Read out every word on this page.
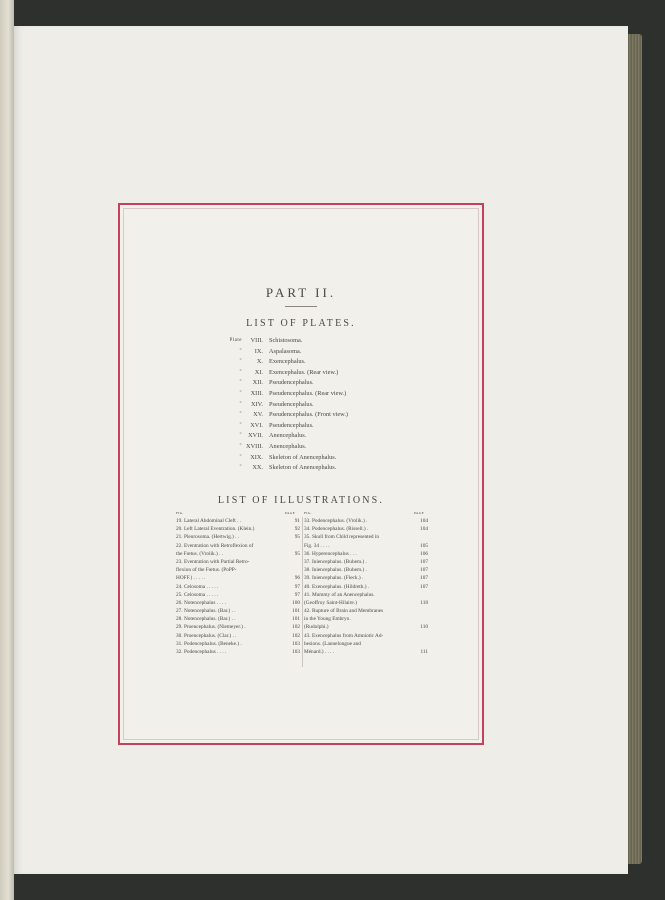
PART II.
LIST OF PLATES.
Plate	VIII. Schistosoma.
"	IX. Aspalasoma.
"	X. Exencephalus.
"	XI. Exencephalus. (Rear view.)
"	XII. Pseudencephalus.
"	XIII. Pseudencephalus. (Rear view.)
"	XIV. Pseudencephalus.
"	XV. Pseudencephalus. (Front view.)
"	XVI. Pseudencephalus.
" XVII. Anencephalus.
" XVIII. Anencephalus.
"	XIX. Skeleton of Anencephalus.
"	XX. Skeleton of Anencephalus.
LIST OF ILLUSTRATIONS.
FIG.	PAGE	FIG.	PAGE
19. Lateral Abdominal Cleft . .	91
20. Left Lateral Eventration. (Klein.)	92
21. Pleurosoma. (Hertwig.) . .	95
22. Eventration with Retroflexion of
the Fœtus. (Vrolik.) . .	95
23. Eventration with Partial Retro-
flexion of the Fœtus. (PoPP-
HOFF.) . . . . .	96
24. Celosoma . . . . .	97
25. Celosoma . . . . .	97
26. Notencephalus . . . .	100
27. Notencephalus. (Bar.) . .	101
28. Notencephalus. (Bar.) . .	101
29. Proencephalus. (Niemeyer.) .	102
30. Proencephalus. (Clar.) . .	102
31. Podencephalus. (Beneke.) .	103
32. Podencephalus . . . .	103
33. Podencephalus. (Vrolik.) .	104
34. Podencephalus. (Rissell.) .	104
35. Skull from Child represented in
Fig. 34 . . . .	105
36. Hyperencephalus . . .	106
37. Iniencephalus. (Buhem.) .	107
38. Iniencephalus. (Buhem.) .	107
39. Iniencephalus. (Fleck.) .	107
40. Exencephalus. (Hildreth.) .	107
41. Mummy of an Anencephalus.
(Geoffroy Saint-Hilaire.)	118
42. Rupture of Brain and Membranes
in the Young Embryo.
(Rudolphi.)	110
43. Exencephalus from Amniotic Ad-
hesions. (Lannelongue and
Ménard.) . . . .	111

WORK TO DO → Find the string "Vrolik" in the records, then copy each line where it occurs.

ANSWER FOR THIS EXERCISE →
the Fœtus. (Vrolik.) . .	95
33. Podencephalus. (Vrolik.) .	104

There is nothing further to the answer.